_Exercise details_: In the entries below, identify every line with the string "aplikacji" and copy it.

Stored data:
┌────────
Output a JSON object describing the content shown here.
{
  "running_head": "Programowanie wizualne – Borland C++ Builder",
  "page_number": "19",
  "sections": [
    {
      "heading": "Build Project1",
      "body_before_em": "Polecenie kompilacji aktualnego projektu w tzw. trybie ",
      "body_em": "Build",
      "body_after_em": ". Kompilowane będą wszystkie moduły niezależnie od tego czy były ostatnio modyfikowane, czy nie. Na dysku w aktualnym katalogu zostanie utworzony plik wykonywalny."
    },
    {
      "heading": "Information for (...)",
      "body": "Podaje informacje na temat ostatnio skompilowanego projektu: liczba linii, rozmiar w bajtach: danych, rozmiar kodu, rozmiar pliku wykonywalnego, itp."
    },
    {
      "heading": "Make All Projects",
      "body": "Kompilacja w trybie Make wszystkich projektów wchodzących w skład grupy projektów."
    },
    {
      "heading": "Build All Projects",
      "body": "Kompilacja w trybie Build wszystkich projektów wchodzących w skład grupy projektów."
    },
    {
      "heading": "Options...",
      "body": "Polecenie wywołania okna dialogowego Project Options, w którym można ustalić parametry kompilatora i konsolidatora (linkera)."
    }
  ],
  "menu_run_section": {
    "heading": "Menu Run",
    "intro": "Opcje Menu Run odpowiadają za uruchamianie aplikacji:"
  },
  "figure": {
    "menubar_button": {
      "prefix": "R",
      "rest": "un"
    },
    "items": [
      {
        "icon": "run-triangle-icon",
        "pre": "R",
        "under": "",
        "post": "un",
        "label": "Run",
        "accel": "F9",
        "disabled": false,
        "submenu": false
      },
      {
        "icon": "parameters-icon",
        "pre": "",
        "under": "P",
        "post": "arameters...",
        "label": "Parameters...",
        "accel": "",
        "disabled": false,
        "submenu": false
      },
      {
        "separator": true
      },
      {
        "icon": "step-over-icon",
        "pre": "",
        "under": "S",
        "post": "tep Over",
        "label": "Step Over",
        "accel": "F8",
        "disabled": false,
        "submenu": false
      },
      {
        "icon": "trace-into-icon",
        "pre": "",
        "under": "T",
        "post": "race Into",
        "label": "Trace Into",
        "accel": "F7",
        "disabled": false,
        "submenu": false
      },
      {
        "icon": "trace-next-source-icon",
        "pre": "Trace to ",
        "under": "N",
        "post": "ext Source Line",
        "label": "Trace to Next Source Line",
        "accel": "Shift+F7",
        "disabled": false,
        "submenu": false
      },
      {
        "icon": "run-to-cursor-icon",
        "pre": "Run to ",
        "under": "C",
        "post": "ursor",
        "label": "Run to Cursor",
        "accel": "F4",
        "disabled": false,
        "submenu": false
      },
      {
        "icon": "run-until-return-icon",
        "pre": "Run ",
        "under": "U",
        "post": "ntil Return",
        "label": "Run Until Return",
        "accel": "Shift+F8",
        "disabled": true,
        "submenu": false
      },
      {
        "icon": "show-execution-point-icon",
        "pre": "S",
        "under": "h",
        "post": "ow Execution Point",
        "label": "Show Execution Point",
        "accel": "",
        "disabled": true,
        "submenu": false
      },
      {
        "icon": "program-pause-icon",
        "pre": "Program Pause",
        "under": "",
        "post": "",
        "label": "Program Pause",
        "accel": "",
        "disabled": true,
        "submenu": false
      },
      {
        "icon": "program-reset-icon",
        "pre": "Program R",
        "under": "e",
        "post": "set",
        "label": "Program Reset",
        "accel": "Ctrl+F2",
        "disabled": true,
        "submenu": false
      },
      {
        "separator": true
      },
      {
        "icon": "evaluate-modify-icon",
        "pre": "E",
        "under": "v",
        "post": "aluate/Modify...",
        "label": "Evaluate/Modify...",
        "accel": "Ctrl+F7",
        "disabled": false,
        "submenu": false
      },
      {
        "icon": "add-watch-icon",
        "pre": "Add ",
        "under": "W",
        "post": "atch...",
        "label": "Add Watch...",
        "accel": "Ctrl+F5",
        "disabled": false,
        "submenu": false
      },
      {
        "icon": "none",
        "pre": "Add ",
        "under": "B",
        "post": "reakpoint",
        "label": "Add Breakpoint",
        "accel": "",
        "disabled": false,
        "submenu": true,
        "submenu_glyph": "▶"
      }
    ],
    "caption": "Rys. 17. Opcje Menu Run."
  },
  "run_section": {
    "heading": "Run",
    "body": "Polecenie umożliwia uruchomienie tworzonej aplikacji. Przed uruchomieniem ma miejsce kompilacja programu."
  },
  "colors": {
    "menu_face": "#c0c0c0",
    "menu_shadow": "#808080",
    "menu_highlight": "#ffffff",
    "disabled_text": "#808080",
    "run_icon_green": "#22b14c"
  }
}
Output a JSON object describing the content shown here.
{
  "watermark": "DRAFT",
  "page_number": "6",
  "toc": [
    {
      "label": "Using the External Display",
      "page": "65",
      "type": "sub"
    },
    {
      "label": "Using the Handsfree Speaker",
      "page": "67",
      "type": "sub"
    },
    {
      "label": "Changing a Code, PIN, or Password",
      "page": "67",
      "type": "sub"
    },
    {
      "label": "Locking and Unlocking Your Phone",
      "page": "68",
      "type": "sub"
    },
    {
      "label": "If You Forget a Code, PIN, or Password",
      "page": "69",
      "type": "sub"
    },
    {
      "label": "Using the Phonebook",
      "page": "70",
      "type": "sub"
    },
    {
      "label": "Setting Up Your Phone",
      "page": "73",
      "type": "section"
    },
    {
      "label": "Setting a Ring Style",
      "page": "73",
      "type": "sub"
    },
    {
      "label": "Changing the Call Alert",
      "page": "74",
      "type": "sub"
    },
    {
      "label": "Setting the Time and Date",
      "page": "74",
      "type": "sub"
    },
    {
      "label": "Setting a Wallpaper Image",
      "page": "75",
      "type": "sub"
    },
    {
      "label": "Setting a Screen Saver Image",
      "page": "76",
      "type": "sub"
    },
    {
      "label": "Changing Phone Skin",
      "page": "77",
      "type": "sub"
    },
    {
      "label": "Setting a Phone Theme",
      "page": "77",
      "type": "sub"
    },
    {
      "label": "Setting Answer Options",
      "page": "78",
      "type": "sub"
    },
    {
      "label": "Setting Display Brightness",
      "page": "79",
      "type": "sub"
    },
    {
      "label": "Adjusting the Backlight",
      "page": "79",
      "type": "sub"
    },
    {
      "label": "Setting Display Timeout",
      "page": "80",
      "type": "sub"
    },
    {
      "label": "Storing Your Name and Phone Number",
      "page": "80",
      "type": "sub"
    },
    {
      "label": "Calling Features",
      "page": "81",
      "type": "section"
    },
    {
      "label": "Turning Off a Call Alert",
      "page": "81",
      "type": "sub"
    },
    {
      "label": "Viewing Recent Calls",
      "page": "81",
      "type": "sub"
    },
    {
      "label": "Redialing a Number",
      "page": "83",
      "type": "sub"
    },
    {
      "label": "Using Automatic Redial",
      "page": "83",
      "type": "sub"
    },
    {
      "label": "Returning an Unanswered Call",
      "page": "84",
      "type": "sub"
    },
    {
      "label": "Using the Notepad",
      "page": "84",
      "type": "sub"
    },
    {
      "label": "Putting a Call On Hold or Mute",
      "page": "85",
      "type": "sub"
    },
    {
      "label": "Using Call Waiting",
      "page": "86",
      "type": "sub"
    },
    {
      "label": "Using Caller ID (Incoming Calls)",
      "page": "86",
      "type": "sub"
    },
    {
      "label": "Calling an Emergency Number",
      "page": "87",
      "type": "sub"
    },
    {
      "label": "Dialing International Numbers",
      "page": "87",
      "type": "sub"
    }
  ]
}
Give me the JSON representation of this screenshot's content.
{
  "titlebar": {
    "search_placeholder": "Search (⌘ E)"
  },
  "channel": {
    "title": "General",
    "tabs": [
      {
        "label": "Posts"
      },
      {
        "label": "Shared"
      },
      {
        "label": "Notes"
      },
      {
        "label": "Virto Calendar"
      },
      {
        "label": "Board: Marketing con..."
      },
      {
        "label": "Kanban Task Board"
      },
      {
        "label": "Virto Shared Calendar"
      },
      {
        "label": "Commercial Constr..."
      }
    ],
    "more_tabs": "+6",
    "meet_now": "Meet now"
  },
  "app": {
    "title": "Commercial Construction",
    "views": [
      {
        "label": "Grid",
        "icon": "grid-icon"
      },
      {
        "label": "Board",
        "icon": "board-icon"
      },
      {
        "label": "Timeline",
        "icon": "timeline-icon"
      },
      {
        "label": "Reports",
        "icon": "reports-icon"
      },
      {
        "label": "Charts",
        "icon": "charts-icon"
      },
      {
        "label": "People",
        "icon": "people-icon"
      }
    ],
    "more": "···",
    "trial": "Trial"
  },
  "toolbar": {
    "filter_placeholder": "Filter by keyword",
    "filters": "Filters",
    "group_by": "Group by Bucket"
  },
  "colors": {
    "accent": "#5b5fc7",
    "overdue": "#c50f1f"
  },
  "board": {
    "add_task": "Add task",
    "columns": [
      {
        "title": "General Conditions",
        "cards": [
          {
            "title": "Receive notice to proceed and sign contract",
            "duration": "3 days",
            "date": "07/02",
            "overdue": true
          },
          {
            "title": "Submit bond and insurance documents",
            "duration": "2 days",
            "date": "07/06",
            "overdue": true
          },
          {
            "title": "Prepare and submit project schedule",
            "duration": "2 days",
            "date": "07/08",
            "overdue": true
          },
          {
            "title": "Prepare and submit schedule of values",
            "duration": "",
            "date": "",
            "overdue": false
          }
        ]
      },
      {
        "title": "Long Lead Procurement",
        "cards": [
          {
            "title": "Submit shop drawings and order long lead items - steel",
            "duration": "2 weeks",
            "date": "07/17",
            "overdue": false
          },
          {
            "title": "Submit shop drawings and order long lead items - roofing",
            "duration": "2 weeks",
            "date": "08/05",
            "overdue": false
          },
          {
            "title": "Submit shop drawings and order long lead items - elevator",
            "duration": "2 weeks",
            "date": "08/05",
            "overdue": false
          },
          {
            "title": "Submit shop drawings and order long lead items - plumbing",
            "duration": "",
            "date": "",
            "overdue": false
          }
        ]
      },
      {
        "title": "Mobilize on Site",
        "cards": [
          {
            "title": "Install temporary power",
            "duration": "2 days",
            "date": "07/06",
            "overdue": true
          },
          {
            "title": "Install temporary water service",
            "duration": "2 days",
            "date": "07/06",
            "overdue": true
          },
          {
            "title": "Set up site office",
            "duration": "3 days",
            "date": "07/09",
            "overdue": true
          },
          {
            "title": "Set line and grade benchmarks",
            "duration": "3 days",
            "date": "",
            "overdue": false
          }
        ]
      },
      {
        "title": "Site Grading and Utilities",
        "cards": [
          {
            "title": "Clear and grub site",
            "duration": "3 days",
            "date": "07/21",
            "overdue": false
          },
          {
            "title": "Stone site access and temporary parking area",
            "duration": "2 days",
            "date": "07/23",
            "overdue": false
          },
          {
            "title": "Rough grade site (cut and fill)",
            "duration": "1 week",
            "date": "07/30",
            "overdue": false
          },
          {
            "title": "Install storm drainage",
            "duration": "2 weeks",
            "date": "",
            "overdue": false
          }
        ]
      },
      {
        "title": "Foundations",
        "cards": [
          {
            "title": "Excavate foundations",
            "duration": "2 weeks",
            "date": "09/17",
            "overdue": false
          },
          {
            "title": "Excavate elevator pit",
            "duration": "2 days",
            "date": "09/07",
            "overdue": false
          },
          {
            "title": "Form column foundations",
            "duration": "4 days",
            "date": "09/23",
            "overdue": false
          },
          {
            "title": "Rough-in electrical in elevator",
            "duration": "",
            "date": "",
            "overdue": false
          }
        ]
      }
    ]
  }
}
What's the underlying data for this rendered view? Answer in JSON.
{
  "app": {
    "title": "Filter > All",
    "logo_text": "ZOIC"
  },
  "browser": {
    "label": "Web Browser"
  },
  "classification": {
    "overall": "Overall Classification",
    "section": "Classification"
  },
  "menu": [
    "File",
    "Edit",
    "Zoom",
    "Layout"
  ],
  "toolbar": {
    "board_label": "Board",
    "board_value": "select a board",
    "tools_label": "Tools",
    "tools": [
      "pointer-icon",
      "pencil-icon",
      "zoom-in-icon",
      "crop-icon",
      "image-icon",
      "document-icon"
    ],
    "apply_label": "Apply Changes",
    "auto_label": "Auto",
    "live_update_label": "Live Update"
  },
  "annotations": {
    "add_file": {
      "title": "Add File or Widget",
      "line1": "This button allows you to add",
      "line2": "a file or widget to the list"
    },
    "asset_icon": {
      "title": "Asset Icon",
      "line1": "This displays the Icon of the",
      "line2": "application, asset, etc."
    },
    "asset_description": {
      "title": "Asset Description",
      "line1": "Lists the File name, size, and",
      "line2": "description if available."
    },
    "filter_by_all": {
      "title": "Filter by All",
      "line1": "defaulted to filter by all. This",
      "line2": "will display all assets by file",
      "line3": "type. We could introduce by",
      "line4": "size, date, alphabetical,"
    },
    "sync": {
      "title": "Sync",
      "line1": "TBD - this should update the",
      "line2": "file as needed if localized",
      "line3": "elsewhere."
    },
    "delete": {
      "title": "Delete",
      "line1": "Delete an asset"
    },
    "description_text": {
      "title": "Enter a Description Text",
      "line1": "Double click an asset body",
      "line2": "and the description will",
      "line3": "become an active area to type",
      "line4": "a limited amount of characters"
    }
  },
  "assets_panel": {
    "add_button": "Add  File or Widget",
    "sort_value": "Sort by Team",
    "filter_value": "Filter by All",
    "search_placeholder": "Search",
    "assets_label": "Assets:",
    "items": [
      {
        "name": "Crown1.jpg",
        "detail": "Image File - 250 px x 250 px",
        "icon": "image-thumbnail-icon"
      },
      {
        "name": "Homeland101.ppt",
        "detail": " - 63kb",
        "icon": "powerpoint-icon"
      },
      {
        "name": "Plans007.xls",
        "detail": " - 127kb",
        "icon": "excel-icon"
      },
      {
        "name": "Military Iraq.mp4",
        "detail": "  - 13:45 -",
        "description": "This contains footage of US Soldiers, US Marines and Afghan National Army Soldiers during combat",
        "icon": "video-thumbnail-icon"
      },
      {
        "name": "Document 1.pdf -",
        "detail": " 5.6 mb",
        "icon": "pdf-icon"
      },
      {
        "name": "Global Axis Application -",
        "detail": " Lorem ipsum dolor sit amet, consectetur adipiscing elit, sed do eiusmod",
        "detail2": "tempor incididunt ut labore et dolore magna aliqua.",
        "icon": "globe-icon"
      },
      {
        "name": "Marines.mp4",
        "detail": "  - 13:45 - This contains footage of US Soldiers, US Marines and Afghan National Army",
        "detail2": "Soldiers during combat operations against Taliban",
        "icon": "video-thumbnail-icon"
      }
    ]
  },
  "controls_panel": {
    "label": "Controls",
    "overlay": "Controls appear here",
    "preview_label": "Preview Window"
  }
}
└────────
_Solution to the exercise_:
    "intro": "Opcje Menu Run odpowiadają za uruchamianie aplikacji:"
    "body": "Polecenie umożliwia uruchomienie tworzonej aplikacji. Przed uruchomieniem ma miejsce kompilacja programu."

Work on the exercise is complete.